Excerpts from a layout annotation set
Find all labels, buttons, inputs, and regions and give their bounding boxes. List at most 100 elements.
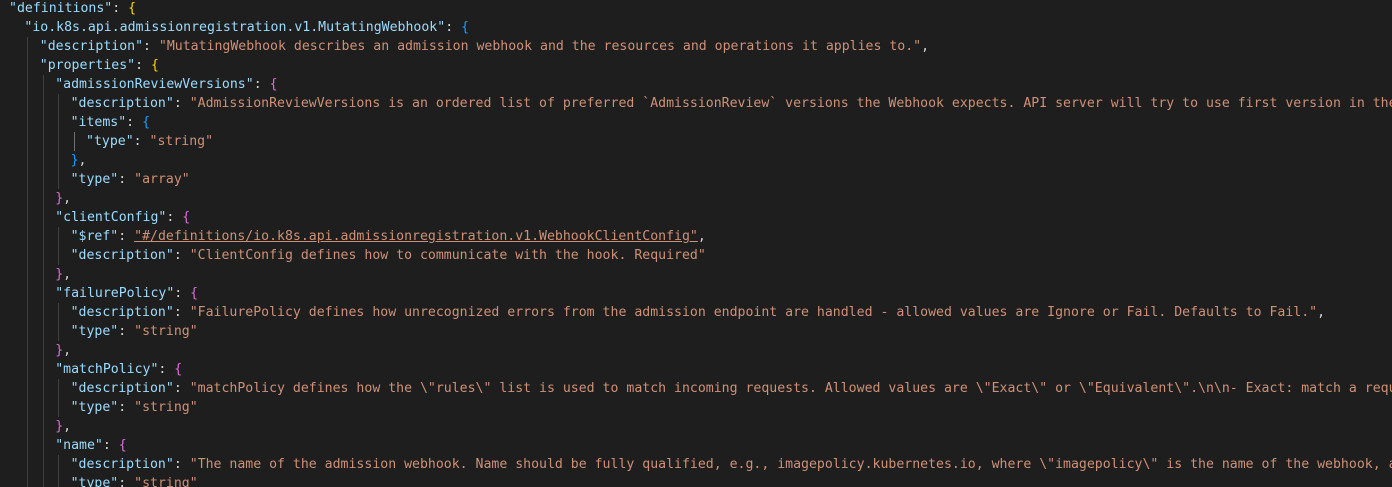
colon: : bbox=[445, 20, 462, 35]
opening-brace: { bbox=[182, 210, 191, 225]
json-string-value: "MutatingWebhook describes an admission … bbox=[158, 39, 922, 54]
indent-guide bbox=[42, 246, 44, 265]
indent-guide bbox=[42, 455, 44, 474]
code-line[interactable]: }, bbox=[55, 265, 71, 284]
code-line[interactable]: "description": "ClientConfig defines how… bbox=[71, 246, 706, 265]
opening-brace: { bbox=[269, 77, 278, 92]
indent-guide bbox=[42, 417, 44, 436]
colon: : bbox=[118, 324, 135, 339]
indent-guide bbox=[27, 436, 29, 455]
json-string-value: "ClientConfig defines how to communicate… bbox=[189, 248, 706, 263]
opening-brace: { bbox=[461, 20, 470, 35]
code-line[interactable]: "name": { bbox=[55, 436, 126, 455]
json-key: "description" bbox=[70, 457, 174, 472]
code-line[interactable]: }, bbox=[55, 341, 71, 360]
indent-guide bbox=[58, 398, 60, 417]
indent-guide bbox=[42, 398, 44, 417]
code-line[interactable]: }, bbox=[55, 417, 71, 436]
comma: , bbox=[697, 229, 706, 244]
indent-guide bbox=[27, 132, 29, 151]
colon: : bbox=[112, 1, 129, 16]
indent-guide bbox=[27, 379, 29, 398]
indent-guide bbox=[27, 75, 29, 94]
colon: : bbox=[174, 286, 191, 301]
indent-guide bbox=[58, 322, 60, 341]
code-line[interactable]: "description": "MutatingWebhook describe… bbox=[40, 37, 929, 56]
indent-guide bbox=[58, 151, 60, 170]
closing-brace: } bbox=[55, 343, 64, 358]
indent-guide bbox=[27, 284, 29, 303]
indent-guide bbox=[42, 360, 44, 379]
comma: , bbox=[63, 343, 72, 358]
indent-guide bbox=[27, 341, 29, 360]
json-key: "description" bbox=[39, 39, 144, 54]
code-line[interactable]: "io.k8s.api.admissionregistration.v1.Mut… bbox=[24, 18, 469, 37]
colon: : bbox=[158, 362, 175, 377]
indent-guide bbox=[27, 360, 29, 379]
code-line[interactable]: "description": "AdmissionReviewVersions … bbox=[71, 94, 1392, 113]
colon: : bbox=[118, 172, 135, 187]
code-line[interactable]: "description": "The name of the admissio… bbox=[71, 455, 1392, 474]
json-key: "description" bbox=[70, 96, 174, 111]
json-key: "items" bbox=[70, 115, 127, 130]
json-key: "type" bbox=[70, 172, 119, 187]
code-line[interactable]: "type": "string" bbox=[86, 132, 213, 151]
closing-brace: } bbox=[70, 153, 79, 168]
code-line[interactable]: "type": "string" bbox=[71, 398, 198, 417]
json-string-value: "The name of the admission webhook. Name… bbox=[189, 457, 1392, 472]
code-line[interactable]: "$ref": "#/definitions/io.k8s.api.admiss… bbox=[71, 227, 706, 246]
indent-guide bbox=[58, 303, 60, 322]
code-line[interactable]: "type": "array" bbox=[71, 170, 190, 189]
json-key: "$ref" bbox=[70, 229, 119, 244]
code-line[interactable]: }, bbox=[71, 151, 87, 170]
json-key: "name" bbox=[55, 438, 103, 453]
indent-guide bbox=[42, 151, 44, 170]
ref-link[interactable]: "#/definitions/io.k8s.api.admissionregis… bbox=[134, 229, 698, 244]
json-key: "type" bbox=[70, 476, 119, 487]
json-key: "definitions" bbox=[9, 1, 113, 16]
indent-guide bbox=[42, 189, 44, 208]
json-key: "description" bbox=[70, 381, 174, 396]
indent-guide bbox=[42, 303, 44, 322]
indent-guide bbox=[27, 265, 29, 284]
code-line[interactable]: "matchPolicy": { bbox=[55, 360, 182, 379]
json-key: "type" bbox=[70, 324, 119, 339]
indent-guide bbox=[27, 37, 29, 56]
indent-guide bbox=[58, 379, 60, 398]
indent-guide bbox=[58, 132, 60, 151]
colon: : bbox=[166, 210, 183, 225]
comma: , bbox=[921, 39, 930, 54]
code-line[interactable]: "failurePolicy": { bbox=[55, 284, 198, 303]
json-string-value: "string" bbox=[134, 324, 198, 339]
closing-brace: } bbox=[55, 267, 64, 282]
indent-guide bbox=[58, 113, 60, 132]
json-key: "clientConfig" bbox=[55, 210, 167, 225]
json-string-value: "string" bbox=[149, 134, 214, 149]
code-line[interactable]: "type": "string" bbox=[71, 322, 198, 341]
code-line[interactable]: "clientConfig": { bbox=[55, 208, 190, 227]
opening-brace: { bbox=[150, 58, 159, 73]
code-line[interactable]: }, bbox=[55, 189, 71, 208]
json-key: "type" bbox=[86, 134, 134, 149]
opening-brace: { bbox=[174, 362, 183, 377]
code-line[interactable]: "admissionReviewVersions": { bbox=[55, 75, 277, 94]
code-line[interactable]: "definitions": { bbox=[9, 0, 136, 18]
code-line[interactable]: "items": { bbox=[71, 113, 150, 132]
code-line[interactable]: "description": "matchPolicy defines how … bbox=[71, 379, 1392, 398]
indent-guide bbox=[42, 75, 44, 94]
code-line[interactable]: "type": "string" bbox=[71, 474, 198, 487]
indent-guide bbox=[42, 94, 44, 113]
code-line[interactable]: "properties": { bbox=[40, 56, 159, 75]
opening-brace: { bbox=[128, 1, 137, 16]
indent-guide bbox=[27, 56, 29, 75]
json-string-value: "string" bbox=[134, 400, 198, 415]
code-editor[interactable]: "definitions": { "io.k8s.api.admissionreg… bbox=[0, 0, 1392, 487]
indent-guide bbox=[42, 436, 44, 455]
json-key: "io.k8s.api.admissionregistration.v1.Mut… bbox=[24, 20, 446, 35]
json-key: "type" bbox=[70, 400, 119, 415]
indent-guide bbox=[42, 208, 44, 227]
colon: : bbox=[135, 58, 151, 73]
indent-guide bbox=[58, 227, 60, 246]
indent-guide bbox=[27, 417, 29, 436]
code-line[interactable]: "description": "FailurePolicy defines ho… bbox=[71, 303, 1325, 322]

• **WHAT TO WORK ON**: Please select each line in the items above that contains the string "admissionregistration" and copy it out. Count only case-sensitive matches.

• **RESULT**:
code-line[interactable]: "io.k8s.api.admissionregistration.v1.Mut… bbox=[24, 18, 469, 37]
json-key: "io.k8s.api.admissionregistration.v1.Mut… bbox=[24, 20, 446, 35]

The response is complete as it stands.